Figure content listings
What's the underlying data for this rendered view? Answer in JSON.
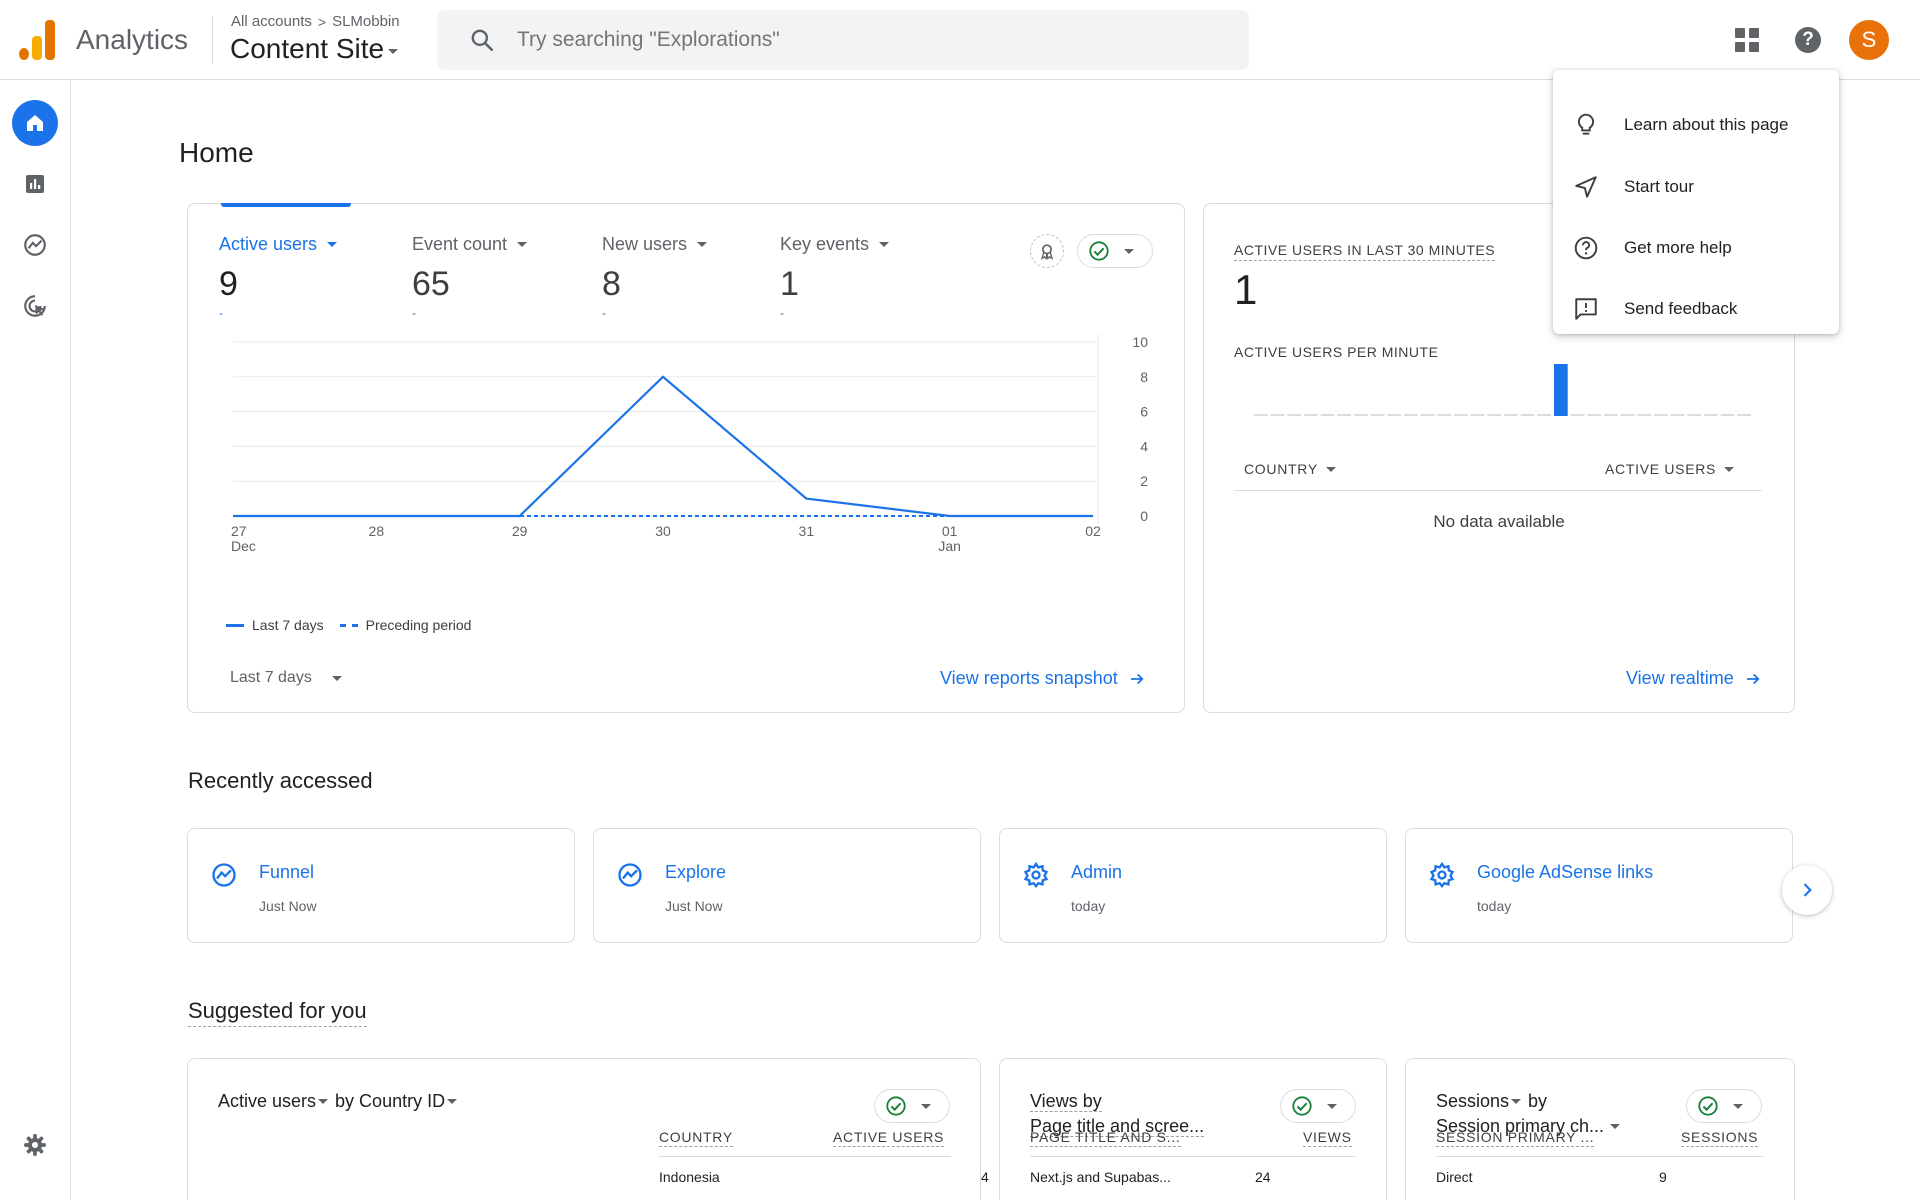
{
  "topbar": {
    "app_name": "Analytics",
    "breadcrumb_root": "All accounts",
    "breadcrumb_sep": ">",
    "breadcrumb_account": "SLMobbin",
    "property_name": "Content Site",
    "search_placeholder": "Try searching \"Explorations\"",
    "avatar_letter": "S",
    "help_glyph": "?"
  },
  "page": {
    "title": "Home"
  },
  "metrics": [
    {
      "label": "Active users",
      "value": "9",
      "change": "-"
    },
    {
      "label": "Event count",
      "value": "65",
      "change": "-"
    },
    {
      "label": "New users",
      "value": "8",
      "change": "-"
    },
    {
      "label": "Key events",
      "value": "1",
      "change": "-"
    }
  ],
  "chart_data": {
    "type": "line",
    "categories": [
      "27 Dec",
      "28",
      "29",
      "30",
      "31",
      "01 Jan",
      "02"
    ],
    "series": [
      {
        "name": "Last 7 days",
        "values": [
          0,
          0,
          0,
          8,
          1,
          0,
          0
        ]
      },
      {
        "name": "Preceding period",
        "values": [
          0,
          0,
          0,
          0,
          0,
          0,
          0
        ]
      }
    ],
    "x_tick_labels": [
      [
        "27",
        "Dec"
      ],
      [
        "28",
        ""
      ],
      [
        "29",
        ""
      ],
      [
        "30",
        ""
      ],
      [
        "31",
        ""
      ],
      [
        "01",
        "Jan"
      ],
      [
        "02",
        ""
      ]
    ],
    "y_ticks": [
      "10",
      "8",
      "6",
      "4",
      "2",
      "0"
    ],
    "ylim": [
      0,
      10
    ],
    "grid": true,
    "legend_position": "bottom-left"
  },
  "metrics_card": {
    "date_range": "Last 7 days",
    "link": "View reports snapshot"
  },
  "realtime": {
    "title": "ACTIVE USERS IN LAST 30 MINUTES",
    "value": "1",
    "subtitle": "ACTIVE USERS PER MINUTE",
    "per_minute": [
      0,
      0,
      0,
      0,
      0,
      0,
      0,
      0,
      0,
      0,
      0,
      0,
      0,
      0,
      0,
      0,
      0,
      0,
      1,
      0,
      0,
      0,
      0,
      0,
      0,
      0,
      0,
      0,
      0,
      0
    ],
    "col_country": "COUNTRY",
    "col_users": "ACTIVE USERS",
    "no_data": "No data available",
    "link": "View realtime"
  },
  "recent": {
    "title": "Recently accessed",
    "items": [
      {
        "title": "Funnel",
        "time": "Just Now",
        "icon": "explore-icon"
      },
      {
        "title": "Explore",
        "time": "Just Now",
        "icon": "explore-icon"
      },
      {
        "title": "Admin",
        "time": "today",
        "icon": "gear-icon"
      },
      {
        "title": "Google AdSense links",
        "time": "today",
        "icon": "gear-icon"
      }
    ]
  },
  "suggested": {
    "title": "Suggested for you",
    "cards": [
      {
        "title_a": "Active users",
        "title_b": " by Country ID",
        "col1": "COUNTRY",
        "col2": "ACTIVE USERS",
        "row_label": "Indonesia",
        "row_value": "4"
      },
      {
        "title_a": "Views by",
        "title_b": "Page title and scree...",
        "col1": "PAGE TITLE AND S...",
        "col2": "VIEWS",
        "row_label": "Next.js and Supabas...",
        "row_value": "24"
      },
      {
        "title_a": "Sessions",
        "title_b": "Session primary ch...",
        "title_by": " by",
        "col1": "SESSION PRIMARY ...",
        "col2": "SESSIONS",
        "row_label": "Direct",
        "row_value": "9"
      }
    ]
  },
  "help_menu": {
    "items": [
      {
        "label": "Learn about this page",
        "icon": "lightbulb-icon"
      },
      {
        "label": "Start tour",
        "icon": "send-icon"
      },
      {
        "label": "Get more help",
        "icon": "help-circle-icon"
      },
      {
        "label": "Send feedback",
        "icon": "feedback-icon"
      }
    ]
  },
  "colors": {
    "accent": "#1a73e8",
    "avatar": "#e8710a",
    "logo_orange": "#f9ab00",
    "logo_dark_orange": "#e37400",
    "success": "#188038"
  }
}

→ WHAT YOU ARE ASKED TO DO
Exclude the images, then output the data above word for word.

→ SOLUTION TO THE PROBLEM
What's the underlying data for this rendered view? Answer in JSON.
{
  "topbar": {
    "app_name": "Analytics",
    "breadcrumb_root": "All accounts",
    "breadcrumb_sep": ">",
    "breadcrumb_account": "SLMobbin",
    "property_name": "Content Site",
    "search_placeholder": "Try searching \"Explorations\"",
    "avatar_letter": "S",
    "help_glyph": "?"
  },
  "page": {
    "title": "Home"
  },
  "metrics": [
    {
      "label": "Active users",
      "value": "9",
      "change": "-"
    },
    {
      "label": "Event count",
      "value": "65",
      "change": "-"
    },
    {
      "label": "New users",
      "value": "8",
      "change": "-"
    },
    {
      "label": "Key events",
      "value": "1",
      "change": "-"
    }
  ],
  "chart_data": {
    "type": "line",
    "categories": [
      "27 Dec",
      "28",
      "29",
      "30",
      "31",
      "01 Jan",
      "02"
    ],
    "series": [
      {
        "name": "Last 7 days",
        "values": [
          0,
          0,
          0,
          8,
          1,
          0,
          0
        ]
      },
      {
        "name": "Preceding period",
        "values": [
          0,
          0,
          0,
          0,
          0,
          0,
          0
        ]
      }
    ],
    "x_tick_labels": [
      [
        "27",
        "Dec"
      ],
      [
        "28",
        ""
      ],
      [
        "29",
        ""
      ],
      [
        "30",
        ""
      ],
      [
        "31",
        ""
      ],
      [
        "01",
        "Jan"
      ],
      [
        "02",
        ""
      ]
    ],
    "y_ticks": [
      "10",
      "8",
      "6",
      "4",
      "2",
      "0"
    ],
    "ylim": [
      0,
      10
    ],
    "grid": true,
    "legend_position": "bottom-left"
  },
  "metrics_card": {
    "date_range": "Last 7 days",
    "link": "View reports snapshot"
  },
  "realtime": {
    "title": "ACTIVE USERS IN LAST 30 MINUTES",
    "value": "1",
    "subtitle": "ACTIVE USERS PER MINUTE",
    "per_minute": [
      0,
      0,
      0,
      0,
      0,
      0,
      0,
      0,
      0,
      0,
      0,
      0,
      0,
      0,
      0,
      0,
      0,
      0,
      1,
      0,
      0,
      0,
      0,
      0,
      0,
      0,
      0,
      0,
      0,
      0
    ],
    "col_country": "COUNTRY",
    "col_users": "ACTIVE USERS",
    "no_data": "No data available",
    "link": "View realtime"
  },
  "recent": {
    "title": "Recently accessed",
    "items": [
      {
        "title": "Funnel",
        "time": "Just Now",
        "icon": "explore-icon"
      },
      {
        "title": "Explore",
        "time": "Just Now",
        "icon": "explore-icon"
      },
      {
        "title": "Admin",
        "time": "today",
        "icon": "gear-icon"
      },
      {
        "title": "Google AdSense links",
        "time": "today",
        "icon": "gear-icon"
      }
    ]
  },
  "suggested": {
    "title": "Suggested for you",
    "cards": [
      {
        "title_a": "Active users",
        "title_b": " by Country ID",
        "col1": "COUNTRY",
        "col2": "ACTIVE USERS",
        "row_label": "Indonesia",
        "row_value": "4"
      },
      {
        "title_a": "Views by",
        "title_b": "Page title and scree...",
        "col1": "PAGE TITLE AND S...",
        "col2": "VIEWS",
        "row_label": "Next.js and Supabas...",
        "row_value": "24"
      },
      {
        "title_a": "Sessions",
        "title_b": "Session primary ch...",
        "title_by": " by",
        "col1": "SESSION PRIMARY ...",
        "col2": "SESSIONS",
        "row_label": "Direct",
        "row_value": "9"
      }
    ]
  },
  "help_menu": {
    "items": [
      {
        "label": "Learn about this page",
        "icon": "lightbulb-icon"
      },
      {
        "label": "Start tour",
        "icon": "send-icon"
      },
      {
        "label": "Get more help",
        "icon": "help-circle-icon"
      },
      {
        "label": "Send feedback",
        "icon": "feedback-icon"
      }
    ]
  },
  "colors": {
    "accent": "#1a73e8",
    "avatar": "#e8710a",
    "logo_orange": "#f9ab00",
    "logo_dark_orange": "#e37400",
    "success": "#188038"
  }
}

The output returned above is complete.